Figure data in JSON
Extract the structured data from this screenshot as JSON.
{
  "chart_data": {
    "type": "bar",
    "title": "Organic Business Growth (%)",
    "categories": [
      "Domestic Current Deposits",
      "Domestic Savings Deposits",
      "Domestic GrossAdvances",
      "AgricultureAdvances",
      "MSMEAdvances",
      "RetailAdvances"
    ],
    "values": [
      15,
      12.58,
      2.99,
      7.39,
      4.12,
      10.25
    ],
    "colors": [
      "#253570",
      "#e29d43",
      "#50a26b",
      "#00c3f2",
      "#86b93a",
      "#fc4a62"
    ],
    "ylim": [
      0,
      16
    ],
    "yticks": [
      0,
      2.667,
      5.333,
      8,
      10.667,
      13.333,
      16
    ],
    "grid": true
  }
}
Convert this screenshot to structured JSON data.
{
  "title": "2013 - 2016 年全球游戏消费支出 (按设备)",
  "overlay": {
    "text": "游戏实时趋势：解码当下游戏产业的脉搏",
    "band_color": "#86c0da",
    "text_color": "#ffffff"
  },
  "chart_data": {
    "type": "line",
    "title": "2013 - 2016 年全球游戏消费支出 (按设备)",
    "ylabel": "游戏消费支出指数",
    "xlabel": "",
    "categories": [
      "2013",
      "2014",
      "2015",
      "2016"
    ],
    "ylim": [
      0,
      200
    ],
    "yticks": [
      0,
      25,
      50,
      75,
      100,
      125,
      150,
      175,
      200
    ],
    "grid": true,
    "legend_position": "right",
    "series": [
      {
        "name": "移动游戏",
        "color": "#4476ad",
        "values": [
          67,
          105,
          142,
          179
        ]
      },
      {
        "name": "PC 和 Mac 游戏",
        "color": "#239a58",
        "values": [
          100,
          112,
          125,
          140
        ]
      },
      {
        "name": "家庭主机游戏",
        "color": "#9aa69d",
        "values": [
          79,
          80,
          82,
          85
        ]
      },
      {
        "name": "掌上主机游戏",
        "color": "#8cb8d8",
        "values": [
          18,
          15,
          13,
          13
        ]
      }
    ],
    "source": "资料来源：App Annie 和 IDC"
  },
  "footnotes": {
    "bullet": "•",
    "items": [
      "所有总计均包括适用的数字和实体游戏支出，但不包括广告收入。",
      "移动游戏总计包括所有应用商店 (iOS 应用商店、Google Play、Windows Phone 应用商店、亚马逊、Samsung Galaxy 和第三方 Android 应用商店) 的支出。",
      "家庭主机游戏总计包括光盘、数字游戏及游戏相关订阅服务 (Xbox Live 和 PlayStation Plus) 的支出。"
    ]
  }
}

Prompt: Restate the data above word for word.

Answer to this task:
Extract the structured data from this screenshot as JSON.
{
  "chart_data": {
    "type": "bar",
    "title": "Organic Business Growth (%)",
    "categories": [
      "Domestic Current Deposits",
      "Domestic Savings Deposits",
      "Domestic GrossAdvances",
      "AgricultureAdvances",
      "MSMEAdvances",
      "RetailAdvances"
    ],
    "values": [
      15,
      12.58,
      2.99,
      7.39,
      4.12,
      10.25
    ],
    "colors": [
      "#253570",
      "#e29d43",
      "#50a26b",
      "#00c3f2",
      "#86b93a",
      "#fc4a62"
    ],
    "ylim": [
      0,
      16
    ],
    "yticks": [
      0,
      2.667,
      5.333,
      8,
      10.667,
      13.333,
      16
    ],
    "grid": true
  }
}
Convert this screenshot to structured JSON data.
{
  "title": "2013 - 2016 年全球游戏消费支出 (按设备)",
  "overlay": {
    "text": "游戏实时趋势：解码当下游戏产业的脉搏",
    "band_color": "#86c0da",
    "text_color": "#ffffff"
  },
  "chart_data": {
    "type": "line",
    "title": "2013 - 2016 年全球游戏消费支出 (按设备)",
    "ylabel": "游戏消费支出指数",
    "xlabel": "",
    "categories": [
      "2013",
      "2014",
      "2015",
      "2016"
    ],
    "ylim": [
      0,
      200
    ],
    "yticks": [
      0,
      25,
      50,
      75,
      100,
      125,
      150,
      175,
      200
    ],
    "grid": true,
    "legend_position": "right",
    "series": [
      {
        "name": "移动游戏",
        "color": "#4476ad",
        "values": [
          67,
          105,
          142,
          179
        ]
      },
      {
        "name": "PC 和 Mac 游戏",
        "color": "#239a58",
        "values": [
          100,
          112,
          125,
          140
        ]
      },
      {
        "name": "家庭主机游戏",
        "color": "#9aa69d",
        "values": [
          79,
          80,
          82,
          85
        ]
      },
      {
        "name": "掌上主机游戏",
        "color": "#8cb8d8",
        "values": [
          18,
          15,
          13,
          13
        ]
      }
    ],
    "source": "资料来源：App Annie 和 IDC"
  },
  "footnotes": {
    "bullet": "•",
    "items": [
      "所有总计均包括适用的数字和实体游戏支出，但不包括广告收入。",
      "移动游戏总计包括所有应用商店 (iOS 应用商店、Google Play、Windows Phone 应用商店、亚马逊、Samsung Galaxy 和第三方 Android 应用商店) 的支出。",
      "家庭主机游戏总计包括光盘、数字游戏及游戏相关订阅服务 (Xbox Live 和 PlayStation Plus) 的支出。"
    ]
  }
}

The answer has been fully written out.